# REQUIREMENT
Copy out every row below word for word, with nothing added or left out.

START

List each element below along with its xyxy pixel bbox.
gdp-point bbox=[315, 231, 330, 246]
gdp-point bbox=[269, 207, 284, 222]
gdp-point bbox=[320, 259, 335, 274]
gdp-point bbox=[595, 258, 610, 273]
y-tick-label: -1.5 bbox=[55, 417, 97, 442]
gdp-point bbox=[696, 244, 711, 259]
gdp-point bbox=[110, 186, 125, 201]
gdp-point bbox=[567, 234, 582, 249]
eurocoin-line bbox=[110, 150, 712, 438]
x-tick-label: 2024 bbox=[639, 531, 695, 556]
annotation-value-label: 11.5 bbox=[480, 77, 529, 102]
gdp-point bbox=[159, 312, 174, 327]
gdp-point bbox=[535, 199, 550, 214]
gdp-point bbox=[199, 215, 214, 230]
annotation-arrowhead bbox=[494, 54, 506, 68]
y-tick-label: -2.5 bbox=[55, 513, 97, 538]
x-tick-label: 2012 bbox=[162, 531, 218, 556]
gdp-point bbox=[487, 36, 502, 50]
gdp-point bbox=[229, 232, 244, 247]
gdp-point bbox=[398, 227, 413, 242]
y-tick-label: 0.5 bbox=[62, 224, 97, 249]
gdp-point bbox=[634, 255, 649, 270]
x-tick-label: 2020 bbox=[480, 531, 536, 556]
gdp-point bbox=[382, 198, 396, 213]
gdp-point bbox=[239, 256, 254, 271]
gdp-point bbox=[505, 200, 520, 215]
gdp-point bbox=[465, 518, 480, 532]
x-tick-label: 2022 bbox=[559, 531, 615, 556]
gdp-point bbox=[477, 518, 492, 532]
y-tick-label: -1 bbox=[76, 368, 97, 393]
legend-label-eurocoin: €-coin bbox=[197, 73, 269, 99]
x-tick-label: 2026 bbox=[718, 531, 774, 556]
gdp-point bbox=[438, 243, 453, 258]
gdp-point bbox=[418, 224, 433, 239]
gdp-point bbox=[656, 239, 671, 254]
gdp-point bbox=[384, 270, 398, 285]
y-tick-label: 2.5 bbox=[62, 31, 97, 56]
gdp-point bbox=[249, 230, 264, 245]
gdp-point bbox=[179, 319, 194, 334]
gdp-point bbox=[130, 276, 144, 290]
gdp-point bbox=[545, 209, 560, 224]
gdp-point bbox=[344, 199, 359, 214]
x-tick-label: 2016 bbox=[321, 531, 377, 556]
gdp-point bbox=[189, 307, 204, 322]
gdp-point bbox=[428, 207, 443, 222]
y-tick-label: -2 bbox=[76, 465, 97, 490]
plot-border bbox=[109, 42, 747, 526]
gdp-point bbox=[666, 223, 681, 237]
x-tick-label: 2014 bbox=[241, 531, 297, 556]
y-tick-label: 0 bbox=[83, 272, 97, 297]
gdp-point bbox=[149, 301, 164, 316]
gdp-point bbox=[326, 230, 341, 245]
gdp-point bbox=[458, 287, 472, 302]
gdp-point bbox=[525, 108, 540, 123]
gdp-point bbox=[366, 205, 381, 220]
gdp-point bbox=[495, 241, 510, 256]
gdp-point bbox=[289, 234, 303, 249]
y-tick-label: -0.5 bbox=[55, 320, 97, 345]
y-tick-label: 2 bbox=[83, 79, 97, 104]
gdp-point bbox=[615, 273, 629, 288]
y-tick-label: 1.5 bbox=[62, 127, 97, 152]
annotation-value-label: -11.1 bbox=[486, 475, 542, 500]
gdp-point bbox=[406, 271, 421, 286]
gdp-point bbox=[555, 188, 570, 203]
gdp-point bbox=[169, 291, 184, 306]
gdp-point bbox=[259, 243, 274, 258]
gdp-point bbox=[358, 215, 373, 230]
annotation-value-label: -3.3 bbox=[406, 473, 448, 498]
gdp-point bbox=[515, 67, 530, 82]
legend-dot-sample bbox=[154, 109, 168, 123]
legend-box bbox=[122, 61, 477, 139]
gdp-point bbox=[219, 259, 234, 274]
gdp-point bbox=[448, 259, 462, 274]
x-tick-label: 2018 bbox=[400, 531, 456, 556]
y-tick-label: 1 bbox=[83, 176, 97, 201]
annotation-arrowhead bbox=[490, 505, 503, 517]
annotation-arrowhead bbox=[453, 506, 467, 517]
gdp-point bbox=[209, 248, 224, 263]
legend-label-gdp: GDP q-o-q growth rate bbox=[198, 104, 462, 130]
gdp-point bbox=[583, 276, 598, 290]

END

# TASK OUTPUT
List each element below along with its xyxy pixel bbox.
gdp-point bbox=[315, 231, 330, 246]
gdp-point bbox=[269, 207, 284, 222]
gdp-point bbox=[320, 259, 335, 274]
gdp-point bbox=[595, 258, 610, 273]
y-tick-label: -1.5 bbox=[55, 417, 97, 442]
gdp-point bbox=[696, 244, 711, 259]
gdp-point bbox=[110, 186, 125, 201]
gdp-point bbox=[567, 234, 582, 249]
eurocoin-line bbox=[110, 150, 712, 438]
x-tick-label: 2024 bbox=[639, 531, 695, 556]
annotation-value-label: 11.5 bbox=[480, 77, 529, 102]
gdp-point bbox=[159, 312, 174, 327]
gdp-point bbox=[535, 199, 550, 214]
gdp-point bbox=[199, 215, 214, 230]
annotation-arrowhead bbox=[494, 54, 506, 68]
y-tick-label: -2.5 bbox=[55, 513, 97, 538]
x-tick-label: 2012 bbox=[162, 531, 218, 556]
gdp-point bbox=[487, 36, 502, 50]
gdp-point bbox=[229, 232, 244, 247]
gdp-point bbox=[398, 227, 413, 242]
y-tick-label: 0.5 bbox=[62, 224, 97, 249]
gdp-point bbox=[634, 255, 649, 270]
x-tick-label: 2020 bbox=[480, 531, 536, 556]
gdp-point bbox=[382, 198, 396, 213]
gdp-point bbox=[239, 256, 254, 271]
gdp-point bbox=[505, 200, 520, 215]
gdp-point bbox=[465, 518, 480, 532]
x-tick-label: 2022 bbox=[559, 531, 615, 556]
gdp-point bbox=[477, 518, 492, 532]
y-tick-label: -1 bbox=[76, 368, 97, 393]
legend-label-eurocoin: €-coin bbox=[197, 73, 269, 99]
x-tick-label: 2026 bbox=[718, 531, 774, 556]
gdp-point bbox=[438, 243, 453, 258]
gdp-point bbox=[418, 224, 433, 239]
gdp-point bbox=[656, 239, 671, 254]
gdp-point bbox=[384, 270, 398, 285]
y-tick-label: 2.5 bbox=[62, 31, 97, 56]
gdp-point bbox=[249, 230, 264, 245]
gdp-point bbox=[179, 319, 194, 334]
gdp-point bbox=[130, 276, 144, 290]
gdp-point bbox=[545, 209, 560, 224]
gdp-point bbox=[344, 199, 359, 214]
x-tick-label: 2016 bbox=[321, 531, 377, 556]
gdp-point bbox=[189, 307, 204, 322]
gdp-point bbox=[428, 207, 443, 222]
y-tick-label: -2 bbox=[76, 465, 97, 490]
plot-border bbox=[109, 42, 747, 526]
gdp-point bbox=[666, 223, 681, 237]
x-tick-label: 2014 bbox=[241, 531, 297, 556]
y-tick-label: 0 bbox=[83, 272, 97, 297]
gdp-point bbox=[149, 301, 164, 316]
gdp-point bbox=[326, 230, 341, 245]
gdp-point bbox=[458, 287, 472, 302]
gdp-point bbox=[525, 108, 540, 123]
gdp-point bbox=[366, 205, 381, 220]
gdp-point bbox=[495, 241, 510, 256]
gdp-point bbox=[289, 234, 303, 249]
y-tick-label: -0.5 bbox=[55, 320, 97, 345]
y-tick-label: 2 bbox=[83, 79, 97, 104]
gdp-point bbox=[615, 273, 629, 288]
y-tick-label: 1.5 bbox=[62, 127, 97, 152]
annotation-value-label: -11.1 bbox=[486, 475, 542, 500]
gdp-point bbox=[406, 271, 421, 286]
gdp-point bbox=[555, 188, 570, 203]
gdp-point bbox=[169, 291, 184, 306]
gdp-point bbox=[259, 243, 274, 258]
gdp-point bbox=[358, 215, 373, 230]
annotation-value-label: -3.3 bbox=[406, 473, 448, 498]
gdp-point bbox=[515, 67, 530, 82]
legend-dot-sample bbox=[154, 109, 168, 123]
legend-box bbox=[122, 61, 477, 139]
gdp-point bbox=[219, 259, 234, 274]
gdp-point bbox=[448, 259, 462, 274]
x-tick-label: 2018 bbox=[400, 531, 456, 556]
y-tick-label: 1 bbox=[83, 176, 97, 201]
annotation-arrowhead bbox=[490, 505, 503, 517]
annotation-arrowhead bbox=[453, 506, 467, 517]
gdp-point bbox=[209, 248, 224, 263]
legend-label-gdp: GDP q-o-q growth rate bbox=[198, 104, 462, 130]
gdp-point bbox=[583, 276, 598, 290]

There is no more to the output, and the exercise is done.